Below is a block of records: output all of them exactly and leave out the pictures.
━━━━
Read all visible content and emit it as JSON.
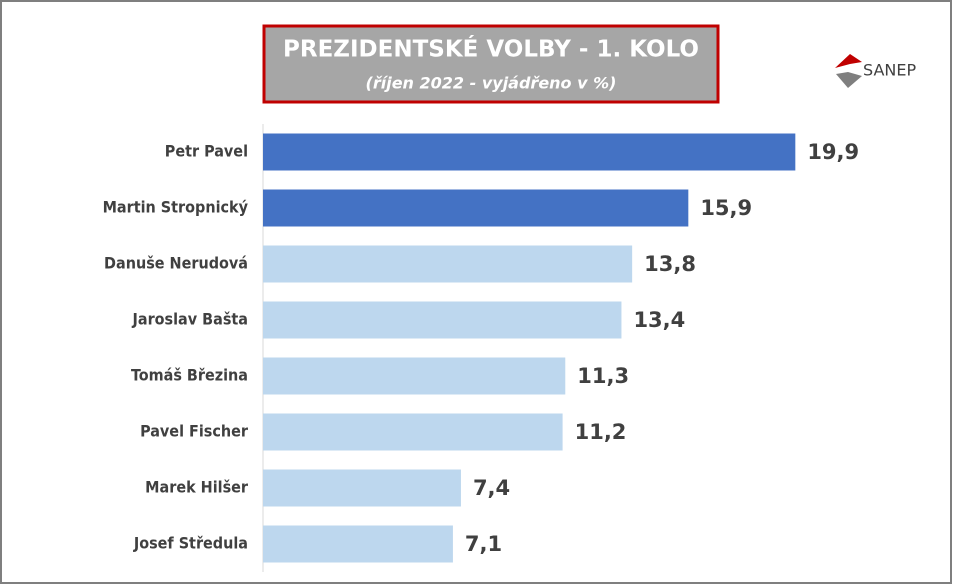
{
  "chart_data": {
    "type": "hbar",
    "title": "PREZIDENTSKÉ VOLBY - 1. KOLO",
    "subtitle": "(říjen 2022 - vyjádřeno v %)",
    "logo": "SANEP",
    "categories": [
      "Petr Pavel",
      "Martin Stropnický",
      "Danuše Nerudová",
      "Jaroslav Bašta",
      "Tomáš Březina",
      "Pavel Fischer",
      "Marek Hilšer",
      "Josef Středula"
    ],
    "values": [
      19.9,
      15.9,
      13.8,
      13.4,
      11.3,
      11.2,
      7.4,
      7.1
    ],
    "value_labels": [
      "19,9",
      "15,9",
      "13,8",
      "13,4",
      "11,3",
      "11,2",
      "7,4",
      "7,1"
    ],
    "colors": [
      "#4472c4",
      "#4472c4",
      "#bdd7ee",
      "#bdd7ee",
      "#bdd7ee",
      "#bdd7ee",
      "#bdd7ee",
      "#bdd7ee"
    ],
    "xlim": [
      0,
      20
    ]
  }
}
━━━━
> _Solution to the exercise_:
Read all visible content and emit it as JSON.
{
  "chart_data": {
    "type": "hbar",
    "title": "PREZIDENTSKÉ VOLBY - 1. KOLO",
    "subtitle": "(říjen 2022 - vyjádřeno v %)",
    "logo": "SANEP",
    "categories": [
      "Petr Pavel",
      "Martin Stropnický",
      "Danuše Nerudová",
      "Jaroslav Bašta",
      "Tomáš Březina",
      "Pavel Fischer",
      "Marek Hilšer",
      "Josef Středula"
    ],
    "values": [
      19.9,
      15.9,
      13.8,
      13.4,
      11.3,
      11.2,
      7.4,
      7.1
    ],
    "value_labels": [
      "19,9",
      "15,9",
      "13,8",
      "13,4",
      "11,3",
      "11,2",
      "7,4",
      "7,1"
    ],
    "colors": [
      "#4472c4",
      "#4472c4",
      "#bdd7ee",
      "#bdd7ee",
      "#bdd7ee",
      "#bdd7ee",
      "#bdd7ee",
      "#bdd7ee"
    ],
    "xlim": [
      0,
      20
    ]
  }
}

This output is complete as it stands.